→ What the exercise asks: Return the records in full, exactly as given.

Collected data entries
** Begin **
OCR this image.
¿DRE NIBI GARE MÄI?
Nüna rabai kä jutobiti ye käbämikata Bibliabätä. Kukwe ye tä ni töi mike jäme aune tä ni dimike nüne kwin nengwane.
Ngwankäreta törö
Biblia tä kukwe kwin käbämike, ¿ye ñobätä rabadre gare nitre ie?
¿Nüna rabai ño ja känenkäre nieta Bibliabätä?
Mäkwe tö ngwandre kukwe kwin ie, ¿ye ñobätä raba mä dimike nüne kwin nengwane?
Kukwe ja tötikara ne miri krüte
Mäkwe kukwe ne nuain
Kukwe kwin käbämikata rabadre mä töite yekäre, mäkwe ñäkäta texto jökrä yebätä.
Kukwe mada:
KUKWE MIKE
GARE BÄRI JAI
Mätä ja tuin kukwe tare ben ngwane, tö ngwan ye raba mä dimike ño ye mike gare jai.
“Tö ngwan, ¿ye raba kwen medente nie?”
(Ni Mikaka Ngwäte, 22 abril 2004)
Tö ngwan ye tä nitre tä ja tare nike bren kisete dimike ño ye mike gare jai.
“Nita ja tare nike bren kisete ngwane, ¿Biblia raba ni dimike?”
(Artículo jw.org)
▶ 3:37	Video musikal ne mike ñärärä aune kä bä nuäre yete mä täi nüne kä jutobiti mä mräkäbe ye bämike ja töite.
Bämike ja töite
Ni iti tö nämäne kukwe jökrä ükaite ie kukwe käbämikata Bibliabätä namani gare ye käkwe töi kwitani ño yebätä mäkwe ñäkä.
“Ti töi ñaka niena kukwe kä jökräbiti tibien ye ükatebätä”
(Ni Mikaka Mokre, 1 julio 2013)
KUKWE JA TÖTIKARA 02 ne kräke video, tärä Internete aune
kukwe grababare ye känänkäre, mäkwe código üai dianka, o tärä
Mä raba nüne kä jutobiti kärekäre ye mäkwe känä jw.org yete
** End **
→ Result of the exercise:
OCR this image.
¿DRE NIBI GARE MÄI?
Nüna rabai kä jutobiti ye käbämikata Bibliabätä. Kukwe ye tä ni töi mike jäme aune tä ni dimike nüne kwin nengwane.
Ngwankäreta törö
Biblia tä kukwe kwin käbämike, ¿ye ñobätä rabadre gare nitre ie?
¿Nüna rabai ño ja känenkäre nieta Bibliabätä?
Mäkwe tö ngwandre kukwe kwin ie, ¿ye ñobätä raba mä dimike nüne kwin nengwane?
Kukwe ja tötikara ne miri krüte
Mäkwe kukwe ne nuain
Kukwe kwin käbämikata rabadre mä töite yekäre, mäkwe ñäkäta texto jökrä yebätä.
Kukwe mada:
KUKWE MIKE
GARE BÄRI JAI
Mätä ja tuin kukwe tare ben ngwane, tö ngwan ye raba mä dimike ño ye mike gare jai.
“Tö ngwan, ¿ye raba kwen medente nie?”
(Ni Mikaka Ngwäte, 22 abril 2004)
Tö ngwan ye tä nitre tä ja tare nike bren kisete dimike ño ye mike gare jai.
“Nita ja tare nike bren kisete ngwane, ¿Biblia raba ni dimike?”
(Artículo jw.org)
▶ 3:37	Video musikal ne mike ñärärä aune kä bä nuäre yete mä täi nüne kä jutobiti mä mräkäbe ye bämike ja töite.
Bämike ja töite
Ni iti tö nämäne kukwe jökrä ükaite ie kukwe käbämikata Bibliabätä namani gare ye käkwe töi kwitani ño yebätä mäkwe ñäkä.
“Ti töi ñaka niena kukwe kä jökräbiti tibien ye ükatebätä”
(Ni Mikaka Mokre, 1 julio 2013)
KUKWE JA TÖTIKARA 02 ne kräke video, tärä Internete aune
kukwe grababare ye känänkäre, mäkwe código üai dianka, o tärä
Mä raba nüne kä jutobiti kärekäre ye mäkwe känä jw.org yete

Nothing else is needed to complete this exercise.